Короткая задача A -> Между кем разрывается Коломба, согласно очерку о пьесах Ануйя?
Короткая задача B -> Продолжите очерк о пьесах Ануйя, начиная сразу после его последнего предложения.

Фрагмент текста ->

##############################

Но существует две породы людей — те, кто умеет приспособиться к жизни, и те, кто на это не способен.
IV
«Антигона» — начало поворота. Это, конечно, все еще «черная» пьеса, поскольку Антигона совершает бескорыстный поступок и, преступая декреты Креона, бежит от жизни в смерть, но в то же время — это уже пьеса, где устанавливается своего рода равновесие. Поль Вандромм пишет: «Здесь Ануй почти прощается с Дикаркой, находя ей ответ, ее достойный. Он хочет не отбросить ее от себя, но приблизить к некоему другому Ануйю — менее фанатичному… более снисходительному. Он навсегда сохранит нежность к этим неприятным, нескладным созданьям, к этой рубящей с плеча и вызывающей раздражение молодежи, которая будет появляться в его пьесах; но он предоставит слово и истинам, не столь узколобым, не столь утопичным, истинам, свободным от презрения, скромным, исполненным мягкости и тишины». Антигона в своем последнем письме сожалеет о собственной нетерпимости: «О Гемон, а наш маленький мальчик. Только теперь я понимаю, как это было просто — жить…» Увы, это понимаешь, когда смерть уже недалеко.
Пришло время для «блестящих» пьес. «Приглашение в замок», как и «Свиданье в Санли», — феерия, разыгранная несколькими персонажами, феерия, которая плохо оборачивается, но сравнительно хорошо кончается. Снова чистота и любовь противопоставлены коррупции и деньгам, но без неистовства, присущего «черным» пьесам. «Коломба» — восхитительная комедия, правдивая, поскольку все здесь погружено в атмосферу театра, отлично знакомую Ануйю, переливающаяся всеми сценическими огнями. Мадам Александра, священное чудовище, своего рода Сара Бернар, эгоцентричная и великолепная; «Наш Дорогой Поэт», член Французской академии, прихвостень мадам Александры; костюмерша; секретарь — все говорят и действуют в соответствии со своей природой. Коломба, молодая цветочница, которую завлек театр, поначалу несколько ошарашена, но очень естественна. Она разрывается между двумя сыновьями мадам Александры: Жюльеном, воплощающим Террор и Добродетель, этаким Робеспьером театральных кулис, любящим всерьез, ранимым, и Арманом — хорошим парнем, веселым товарищем, влюбляющим в себя жену брата, пока тот отбывает воинскую повинность, что, конечно, не слишком красиво.

##############################

Собранные материалы ->
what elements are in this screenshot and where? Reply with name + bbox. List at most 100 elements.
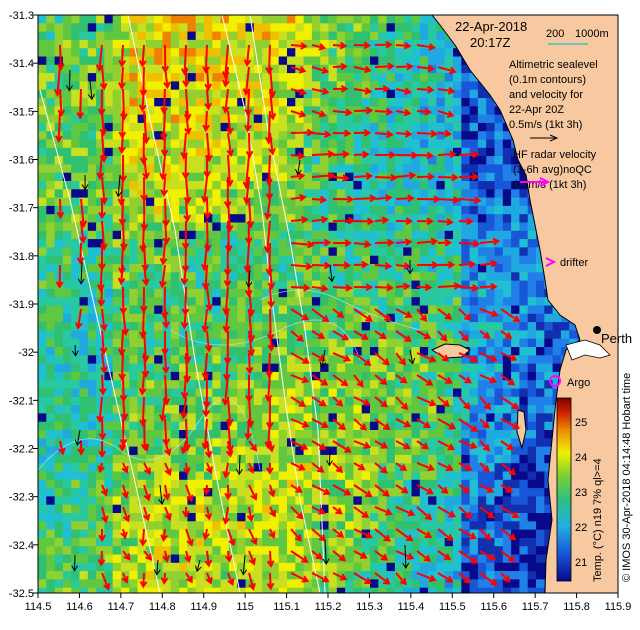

##############################

Ответ A -> Между двумя сыновьями мадам Александры: Жюльеном и Арманом.

Ответ B ->
Но осторожно! Ануй отнюдь не берет сторону Жюльена. Он с симпатией рисует его обманутую великую любовь: «Бедная копеечная Коломба… Я любил тебя, как маленький мальчик любит свою мать… И кроме того, я любил тебя как женщину… За хорошее и за плохое, за ссоры и за молчание…» Раненая благородная душа — вот роль, которую он играет, этот Жюльен. Однако Коломбу не проведешь. Кем он считал ее, когда они познакомились? «Настоящий ангел, да?.. Ангел в цветочном магазине, куда каждый день являются престарелые волокиты заказывать себе бутоньерки. Тебе приходилось о таком слышать? А сам хозяин в подвале, где делают корзины, а рассыльный — думаешь, и они тоже ангелы? Храни, если хочешь, свою леденцовую Коломбу, но эта Святая Недотрога, поверь мне, также приснилась тебе наяву, как и все остальное».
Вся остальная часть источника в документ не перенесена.